┏━━
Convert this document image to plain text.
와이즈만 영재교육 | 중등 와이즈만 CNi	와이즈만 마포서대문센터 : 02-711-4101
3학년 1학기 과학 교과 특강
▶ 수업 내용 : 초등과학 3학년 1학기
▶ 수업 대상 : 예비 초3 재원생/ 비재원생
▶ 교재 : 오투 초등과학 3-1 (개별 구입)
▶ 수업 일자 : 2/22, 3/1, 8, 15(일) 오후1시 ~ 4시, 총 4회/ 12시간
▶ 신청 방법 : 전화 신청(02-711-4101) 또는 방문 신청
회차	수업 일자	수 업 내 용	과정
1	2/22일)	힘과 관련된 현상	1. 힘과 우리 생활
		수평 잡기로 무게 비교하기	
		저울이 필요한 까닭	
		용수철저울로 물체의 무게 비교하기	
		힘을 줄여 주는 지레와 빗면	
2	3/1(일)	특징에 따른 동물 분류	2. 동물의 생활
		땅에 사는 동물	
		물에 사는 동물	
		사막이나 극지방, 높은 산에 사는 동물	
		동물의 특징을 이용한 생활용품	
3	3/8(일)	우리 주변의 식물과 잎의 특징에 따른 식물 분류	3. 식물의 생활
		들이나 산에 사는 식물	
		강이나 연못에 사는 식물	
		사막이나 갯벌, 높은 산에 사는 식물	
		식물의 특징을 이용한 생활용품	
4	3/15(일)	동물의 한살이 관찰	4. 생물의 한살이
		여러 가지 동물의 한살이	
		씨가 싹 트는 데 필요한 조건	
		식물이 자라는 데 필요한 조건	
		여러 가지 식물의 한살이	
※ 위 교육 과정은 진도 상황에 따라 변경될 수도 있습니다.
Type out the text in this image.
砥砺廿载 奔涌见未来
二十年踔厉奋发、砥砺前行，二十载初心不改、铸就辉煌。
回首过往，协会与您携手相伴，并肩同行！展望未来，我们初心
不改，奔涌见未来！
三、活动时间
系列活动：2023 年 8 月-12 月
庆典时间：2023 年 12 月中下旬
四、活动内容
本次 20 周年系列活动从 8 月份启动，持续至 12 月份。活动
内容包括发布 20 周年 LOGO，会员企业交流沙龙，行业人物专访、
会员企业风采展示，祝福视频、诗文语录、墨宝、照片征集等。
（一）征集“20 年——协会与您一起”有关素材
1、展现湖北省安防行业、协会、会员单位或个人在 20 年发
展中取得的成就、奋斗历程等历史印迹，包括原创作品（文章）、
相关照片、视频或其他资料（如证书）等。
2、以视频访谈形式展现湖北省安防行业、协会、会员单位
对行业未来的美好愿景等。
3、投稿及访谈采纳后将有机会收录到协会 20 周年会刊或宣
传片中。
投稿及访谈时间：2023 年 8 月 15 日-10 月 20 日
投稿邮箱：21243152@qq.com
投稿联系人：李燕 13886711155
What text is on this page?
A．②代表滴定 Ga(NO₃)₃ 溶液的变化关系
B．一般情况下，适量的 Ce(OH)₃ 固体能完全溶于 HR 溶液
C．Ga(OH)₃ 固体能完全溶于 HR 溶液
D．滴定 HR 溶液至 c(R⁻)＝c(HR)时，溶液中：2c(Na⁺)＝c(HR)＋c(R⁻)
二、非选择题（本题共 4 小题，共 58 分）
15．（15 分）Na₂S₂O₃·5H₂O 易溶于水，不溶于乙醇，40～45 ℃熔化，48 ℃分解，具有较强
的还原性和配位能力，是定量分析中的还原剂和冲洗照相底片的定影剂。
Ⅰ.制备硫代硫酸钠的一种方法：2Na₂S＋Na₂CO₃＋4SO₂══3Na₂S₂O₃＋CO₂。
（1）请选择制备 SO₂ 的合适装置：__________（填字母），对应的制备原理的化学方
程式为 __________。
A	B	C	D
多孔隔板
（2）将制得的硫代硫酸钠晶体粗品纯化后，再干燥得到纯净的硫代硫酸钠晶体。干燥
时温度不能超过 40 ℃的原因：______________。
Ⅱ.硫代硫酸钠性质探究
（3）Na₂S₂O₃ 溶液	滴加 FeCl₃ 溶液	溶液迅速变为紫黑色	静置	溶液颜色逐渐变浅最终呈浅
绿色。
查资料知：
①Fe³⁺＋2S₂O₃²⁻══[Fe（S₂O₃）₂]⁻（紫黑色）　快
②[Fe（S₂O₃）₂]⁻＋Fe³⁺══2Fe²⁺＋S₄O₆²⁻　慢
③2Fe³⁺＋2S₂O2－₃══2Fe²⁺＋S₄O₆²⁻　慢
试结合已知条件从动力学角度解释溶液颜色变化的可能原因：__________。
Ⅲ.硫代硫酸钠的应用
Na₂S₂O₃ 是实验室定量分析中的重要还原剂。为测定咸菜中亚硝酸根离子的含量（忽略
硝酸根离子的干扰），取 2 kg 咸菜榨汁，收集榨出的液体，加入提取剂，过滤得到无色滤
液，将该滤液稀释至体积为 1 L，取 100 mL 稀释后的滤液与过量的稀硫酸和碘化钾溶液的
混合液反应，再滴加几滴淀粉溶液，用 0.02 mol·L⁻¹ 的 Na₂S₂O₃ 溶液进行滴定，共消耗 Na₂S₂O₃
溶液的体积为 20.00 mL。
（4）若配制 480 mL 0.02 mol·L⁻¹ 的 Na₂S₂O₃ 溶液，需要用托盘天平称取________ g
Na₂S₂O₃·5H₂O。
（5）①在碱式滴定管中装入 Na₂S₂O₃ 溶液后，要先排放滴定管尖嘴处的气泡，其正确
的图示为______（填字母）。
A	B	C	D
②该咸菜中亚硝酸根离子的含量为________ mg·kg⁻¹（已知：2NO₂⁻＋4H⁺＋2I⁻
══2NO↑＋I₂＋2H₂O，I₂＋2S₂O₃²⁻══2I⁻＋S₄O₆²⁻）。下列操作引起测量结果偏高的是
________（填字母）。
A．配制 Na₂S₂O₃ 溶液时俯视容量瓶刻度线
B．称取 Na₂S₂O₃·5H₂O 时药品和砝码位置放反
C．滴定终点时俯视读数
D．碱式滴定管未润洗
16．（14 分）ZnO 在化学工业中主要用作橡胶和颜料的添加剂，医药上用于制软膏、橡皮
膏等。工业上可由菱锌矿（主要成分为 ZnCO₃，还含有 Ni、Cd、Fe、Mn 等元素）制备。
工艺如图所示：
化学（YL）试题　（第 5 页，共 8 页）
┗━━
• TASK TO CARRY OUT:
Pull every line containing "固体能完全溶于" from the material above.

• EXERCISE RESPONSE:
B．一般情况下，适量的 Ce(OH)₃ 固体能完全溶于 HR 溶液
C．Ga(OH)₃ 固体能完全溶于 HR 溶液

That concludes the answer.